#### Tarefa 1:
Transcreva, sem nenhuma alteração, a passagem do texto sobre a sociologia das religiões que começa em "Os artigos deste" e segue até "é muito bem-vindo.".
#### Tarefa 2:
Devolva tal como estão, e somente elas, as linhas da listagem que começam na linha com "forecast-date: Sunday February" e seguem até a linha com "broken-clouds-icon xyxy=(719,438,735,450)", incluindo as duas.

#### Trecho do texto:
--------------------

Os artigos deste dossiê, em suma, enquadram-se no leque das novas perspectivas e influências nos estudos sociológicos sobre as religiões, em uma tentativa de reorientar os enfoques sobre o social. Essa abordagem pretende expandir o conhecimento sobre o social, questionando as abordagens globalizantes do real e permitindo, assim, o questionamento dos discursos. A abordagem mais microssocial das religiões, aqui apresentada e debatida, tende a dinamizar as relações sociais na medida em que influencia a abertura de perspectivas e diversifica as representações, abrindo-se ao simbólico e ao cotidiano. Ademais, ela busca preservar especificidades sociais e priorizar compreensões mais aguçadas das interações sociais. Essa abordagem também se apresenta ao diálogo com outras perspectivas sociológicas no campo dos estudos sobre as religiões. O debate crítico certamente é muito bem-vindo.
Este número de Sociologias também conta com mais quatro artigos, uma resenha e duas comunicações de pesquisa que inauguram uma nova seção da revista: a Brazil today. O primeiro artigo apresentado é de autoria de Georges Gérard Flexor, Adrianno Oliveira Rodrigues e Robson Dias da Silva, intitulado “Religião e preferências econômicas e políticas entre jovens universitários da periferia: um estudo exploratório na Baixada Fluminense”, e procura analisar a importância da religião nas preferências políticas, sociais e econômicas entre jovens universitários da periferia do Rio de Janeiro. Os dados são oriundos da aplicação de um survey que recolheu opiniões de estudantes dos cursos de graduação de um campus da Universidade Federal Rural do Rio de Janeiro (UFRRJ), localizado em Nova Iguaçu, na baixada fluminense. A análise multivariada de componentes principais, clusters kmeans e regressão dos dados do survey destaca a influência significativa das igrejas evangélicas em diversos assuntos de cunho moral. A pesquisa também identifica uma ampla e difusa demanda por políticas sociais e melhor provisão de bens públicos como saúde e educação.

--------------------

#### Listagem da tarefa:
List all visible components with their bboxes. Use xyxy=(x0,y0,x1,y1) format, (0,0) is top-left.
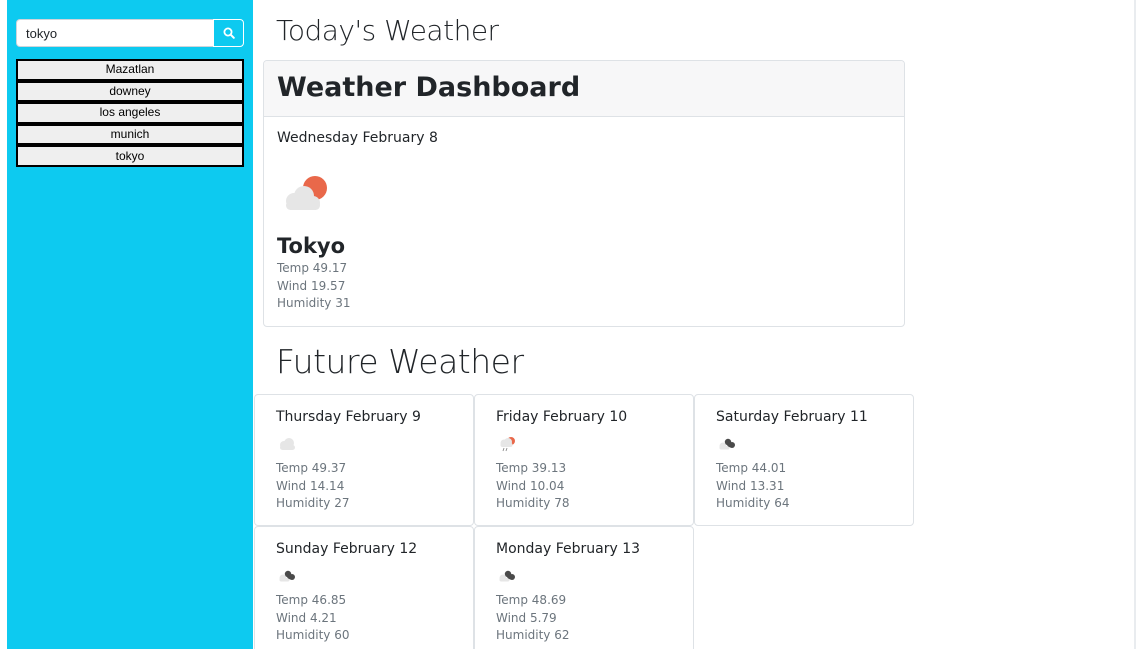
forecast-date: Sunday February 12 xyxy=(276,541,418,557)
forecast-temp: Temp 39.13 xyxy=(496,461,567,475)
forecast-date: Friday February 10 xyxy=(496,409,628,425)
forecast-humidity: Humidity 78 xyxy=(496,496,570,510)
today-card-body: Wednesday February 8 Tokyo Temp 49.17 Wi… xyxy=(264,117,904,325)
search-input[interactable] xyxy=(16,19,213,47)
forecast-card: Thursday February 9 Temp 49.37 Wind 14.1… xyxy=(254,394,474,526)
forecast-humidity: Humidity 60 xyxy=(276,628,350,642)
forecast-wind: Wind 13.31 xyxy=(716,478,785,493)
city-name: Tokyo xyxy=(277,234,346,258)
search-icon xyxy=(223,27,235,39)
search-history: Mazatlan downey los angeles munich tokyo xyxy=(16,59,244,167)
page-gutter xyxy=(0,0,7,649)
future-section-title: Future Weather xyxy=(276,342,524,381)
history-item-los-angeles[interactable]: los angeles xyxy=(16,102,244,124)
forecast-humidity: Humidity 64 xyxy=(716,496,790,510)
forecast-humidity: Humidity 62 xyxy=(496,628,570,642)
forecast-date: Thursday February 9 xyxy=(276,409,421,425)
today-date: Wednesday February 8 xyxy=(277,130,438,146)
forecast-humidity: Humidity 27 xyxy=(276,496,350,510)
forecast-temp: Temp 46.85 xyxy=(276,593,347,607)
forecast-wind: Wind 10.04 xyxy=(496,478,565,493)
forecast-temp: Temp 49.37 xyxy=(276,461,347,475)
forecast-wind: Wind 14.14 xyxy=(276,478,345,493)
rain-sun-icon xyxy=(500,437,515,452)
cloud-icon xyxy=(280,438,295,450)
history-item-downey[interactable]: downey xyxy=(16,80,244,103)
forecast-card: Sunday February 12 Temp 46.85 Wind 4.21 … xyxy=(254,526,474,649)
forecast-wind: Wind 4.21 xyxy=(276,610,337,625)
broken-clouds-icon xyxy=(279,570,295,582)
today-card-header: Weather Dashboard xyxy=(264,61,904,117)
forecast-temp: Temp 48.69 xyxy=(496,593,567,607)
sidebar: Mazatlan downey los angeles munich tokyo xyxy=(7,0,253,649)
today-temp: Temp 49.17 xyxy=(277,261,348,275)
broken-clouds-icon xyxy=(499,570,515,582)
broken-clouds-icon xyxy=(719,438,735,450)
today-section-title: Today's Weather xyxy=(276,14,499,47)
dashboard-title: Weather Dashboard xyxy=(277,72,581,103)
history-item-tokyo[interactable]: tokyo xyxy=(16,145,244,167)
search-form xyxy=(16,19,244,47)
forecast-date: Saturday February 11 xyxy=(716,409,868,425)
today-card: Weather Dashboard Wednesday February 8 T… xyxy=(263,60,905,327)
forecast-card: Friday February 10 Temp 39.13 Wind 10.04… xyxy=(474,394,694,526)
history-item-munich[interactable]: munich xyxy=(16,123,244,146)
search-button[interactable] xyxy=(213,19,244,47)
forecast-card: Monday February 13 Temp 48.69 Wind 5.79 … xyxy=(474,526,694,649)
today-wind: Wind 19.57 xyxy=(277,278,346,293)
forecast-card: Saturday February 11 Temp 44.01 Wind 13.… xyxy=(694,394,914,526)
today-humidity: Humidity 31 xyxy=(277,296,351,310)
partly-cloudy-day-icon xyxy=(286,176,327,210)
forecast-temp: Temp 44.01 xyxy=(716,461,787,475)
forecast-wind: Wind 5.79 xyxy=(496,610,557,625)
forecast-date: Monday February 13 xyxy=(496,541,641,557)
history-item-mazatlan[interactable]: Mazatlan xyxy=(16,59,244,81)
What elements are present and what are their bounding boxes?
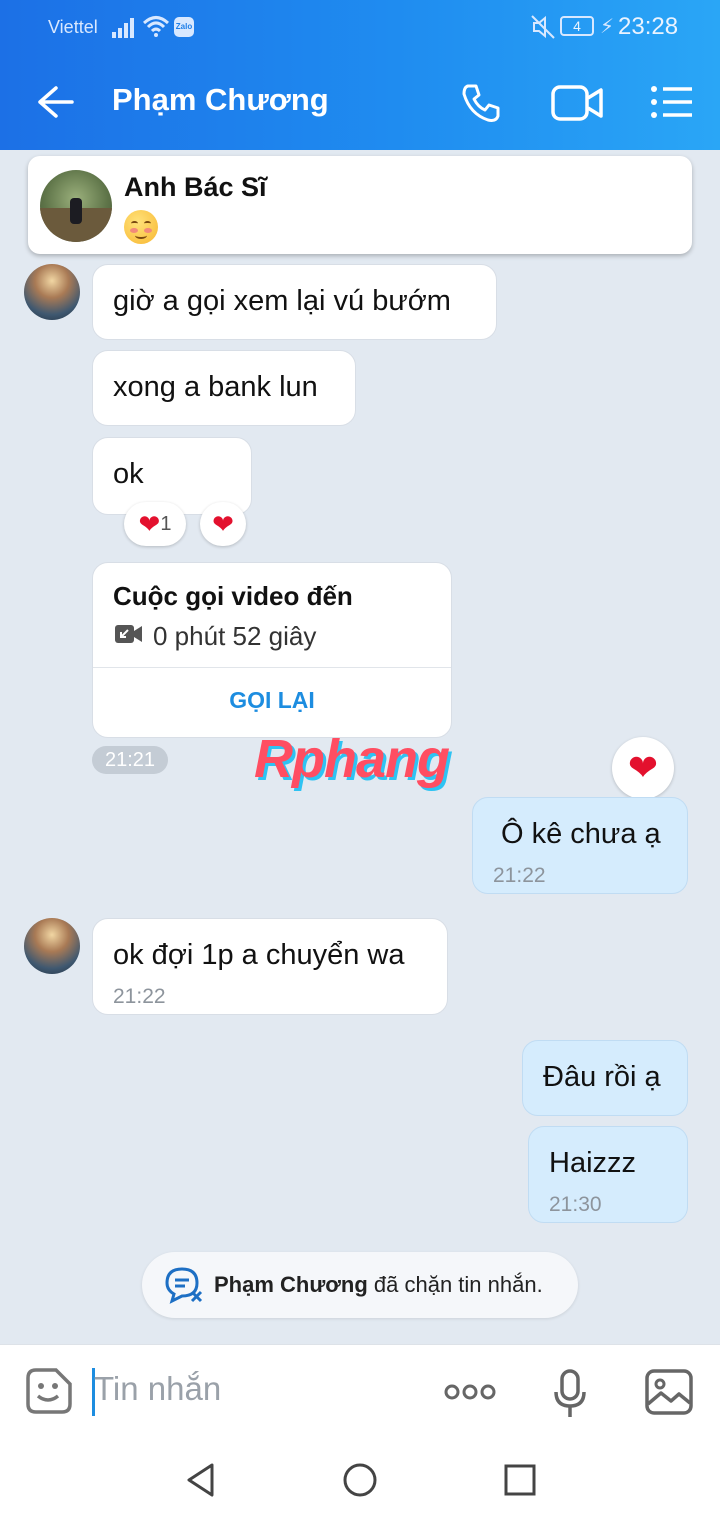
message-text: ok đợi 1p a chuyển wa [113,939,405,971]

--------------------

#### Resposta comentada 1:
Os artigos deste dossiê, em suma, enquadram-se no leque das novas perspectivas e influências nos estudos sociológicos sobre as religiões, em uma tentativa de reorientar os enfoques sobre o social. Essa abordagem pretende expandir o conhecimento sobre o social, questionando as abordagens globalizantes do real e permitindo, assim, o questionamento dos discursos. A abordagem mais microssocial das religiões, aqui apresentada e debatida, tende a dinamizar as relações sociais na medida em que influencia a abertura de perspectivas e diversifica as representações, abrindo-se ao simbólico e ao cotidiano. Ademais, ela busca preservar especificidades sociais e priorizar compreensões mais aguçadas das interações sociais. Essa abordagem também se apresenta ao diálogo com outras perspectivas sociológicas no campo dos estudos sobre as religiões. O debate crítico certamente é muito bem-vindo.

#### Resposta comentada 2:
forecast-date: Sunday February 12 xyxy=(276,541,418,557)
forecast-temp: Temp 39.13 xyxy=(496,461,567,475)
forecast-date: Friday February 10 xyxy=(496,409,628,425)
forecast-humidity: Humidity 78 xyxy=(496,496,570,510)
today-card-body: Wednesday February 8 Tokyo Temp 49.17 Wi… xyxy=(264,117,904,325)
search-input[interactable] xyxy=(16,19,213,47)
forecast-card: Thursday February 9 Temp 49.37 Wind 14.1… xyxy=(254,394,474,526)
forecast-humidity: Humidity 60 xyxy=(276,628,350,642)
forecast-wind: Wind 13.31 xyxy=(716,478,785,493)
city-name: Tokyo xyxy=(277,234,346,258)
search-icon xyxy=(223,27,235,39)
search-history: Mazatlan downey los angeles munich tokyo xyxy=(16,59,244,167)
page-gutter xyxy=(0,0,7,649)
future-section-title: Future Weather xyxy=(276,342,524,381)
history-item-los-angeles[interactable]: los angeles xyxy=(16,102,244,124)
forecast-humidity: Humidity 64 xyxy=(716,496,790,510)
forecast-humidity: Humidity 62 xyxy=(496,628,570,642)
forecast-date: Thursday February 9 xyxy=(276,409,421,425)
today-date: Wednesday February 8 xyxy=(277,130,438,146)
forecast-humidity: Humidity 27 xyxy=(276,496,350,510)
forecast-temp: Temp 46.85 xyxy=(276,593,347,607)
forecast-wind: Wind 10.04 xyxy=(496,478,565,493)
forecast-temp: Temp 49.37 xyxy=(276,461,347,475)
forecast-wind: Wind 14.14 xyxy=(276,478,345,493)
rain-sun-icon xyxy=(500,437,515,452)
cloud-icon xyxy=(280,438,295,450)
history-item-downey[interactable]: downey xyxy=(16,80,244,103)
forecast-card: Sunday February 12 Temp 46.85 Wind 4.21 … xyxy=(254,526,474,649)
forecast-wind: Wind 4.21 xyxy=(276,610,337,625)
broken-clouds-icon xyxy=(279,570,295,582)
today-card-header: Weather Dashboard xyxy=(264,61,904,117)
forecast-temp: Temp 48.69 xyxy=(496,593,567,607)
sidebar: Mazatlan downey los angeles munich tokyo xyxy=(7,0,253,649)
today-temp: Temp 49.17 xyxy=(277,261,348,275)
broken-clouds-icon xyxy=(499,570,515,582)
broken-clouds-icon xyxy=(719,438,735,450)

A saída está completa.